__DOCUMENT SEGMENT__
[start]

13. First is the nightmare of social exclusion. The gap between the poorest and richer parts of our society has increased, even if there is a great deal of mobility between the two. Only those determined to ignore the evidence will deny that there are significant sections of our society living in circumstances which should not be tolerated. The concentrations of unemployment and deprivation of all kinds in particular districts and even wards are as extreme as, perhaps more extreme than, ever before. There are now something like 650,000 unemployed young people between 16 and 21 and substantial numbers of these have not only parents but also grandparents who have never had any regular employment. Many priests can point instantly to families where employment is a faint memory.

14. Another form of exclusion is that of being excluded from school communities - a trend which has sharply risen over the last 18 months or so. Let me assure you that I am not going to defend school bullies or the minority of disruptive children who wreck school communities through their wilful behaviour, bad language and bad manners. I hold to firm discipline allied to caring teaching. Nevertheless, children who are excluded from school for whatever reason are a problem for us all because we know how strong is the correlation between school exclusion and a subsequent career of delinquency and crime. Excluded and marginalised people, especially frustrated young males, have a way of biting back in spectacular fashion. Exclusion as a tactic, without a strongly resourced strategy for helping those youngsters back along the road of self-respect and reintegration in society, would surely prove disastrous. At the same time, much of the provision for young people through the Youth Service has been weakened over the years by cuts. If we fail to address with real urgency, and in a spirit of human solidarity, the vast problems being stored up in the form of angry, disappointed young people who feel that mainstream society has no time or place for them, we shall reap a bitter harvest.

15. A second major set of problems beset the family unit. At its best, and there are plenty of good examples around, it is the most important seedbed of human solidarity and inter-dependence. However, there are some statistics for us to worry about. I know that in some cases the family unit may become a prison for those subjected to abuse and tyranny within the family. But for the most part, it is hard to overstate the pain and hurt and psychological damage which is inflicted on people who are close to family break-up. Common sense and experience tell us that in general children need the love and guidance of both father and mother, that they are wounded by family conflict and divorce.

[end]

__DATA PROVIDED__
[start]

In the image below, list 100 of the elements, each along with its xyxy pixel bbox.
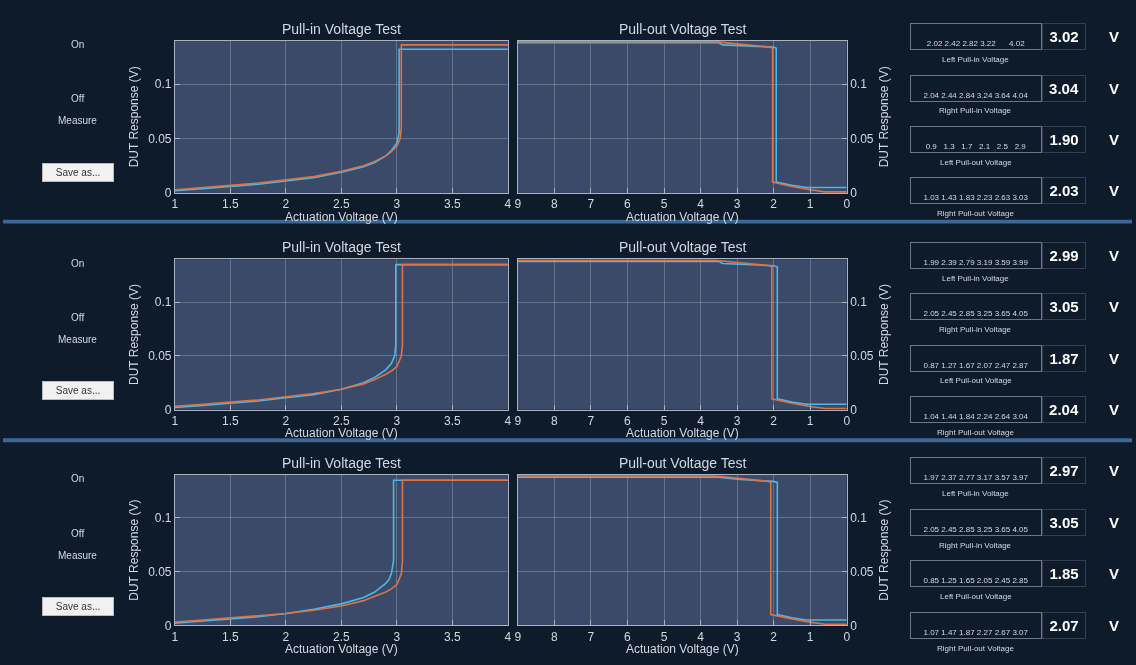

[end]

__TASKS TO PERFORM__
1) Answer these questions about the passage on social exclusion.
(a) Roughly how many unemployed young people between 16 and 21 does it report?
(b) Over what period has exclusion from school communities risen sharply?
(c) What does it call the family unit at its best?
2) Write the next part of the passage on social exclusion, picking up after its final sentence.
The data is separate material and has no connection to the passage on social exclusion.

__OUTPUTS FOR THE TASKS__
1)
(a) Something like 650,000.
(b) The last 18 months or so.
(c) The most important seedbed of human solidarity and inter-dependence.

2)
I know that the causes of family breakdown are many and complex. But I believe they include much greater sexual licence and a philosophical tendency to place self-fulfilment and pleasurable consumption above moral responsibility to others and faithfulness to one's family obligations. I recently visited the impressive St Basil's project in Birmingham. I was told that the problem of homelessness among young people is getting worse, and that the age of homeless young people is getting lower. Almost every young homeless person I talked to there had lost their home as a result of break-up, violence or other kinds of abuse in their family background. This illustrates the difference that effective and loving parenting can make. Parenting should surely be seen as a fundamentally important calling and duty requiring the most careful preparation, not least at school, and the strong support of the wider society.

16. Putting together the two trends I have mentioned so far - social exclusion and family breakdown - you will know, as the authorities at the forefront of the State's contribution to care in the community, that for many vulnerable people these days 'the community' can be a lonely, tawdry and inhospitable place. The strength of informal caring networks can be patchy and unreliable. And the need to support and supplement them raises sharp questions about society's moral capacity and willpower in an increasingly privatised world.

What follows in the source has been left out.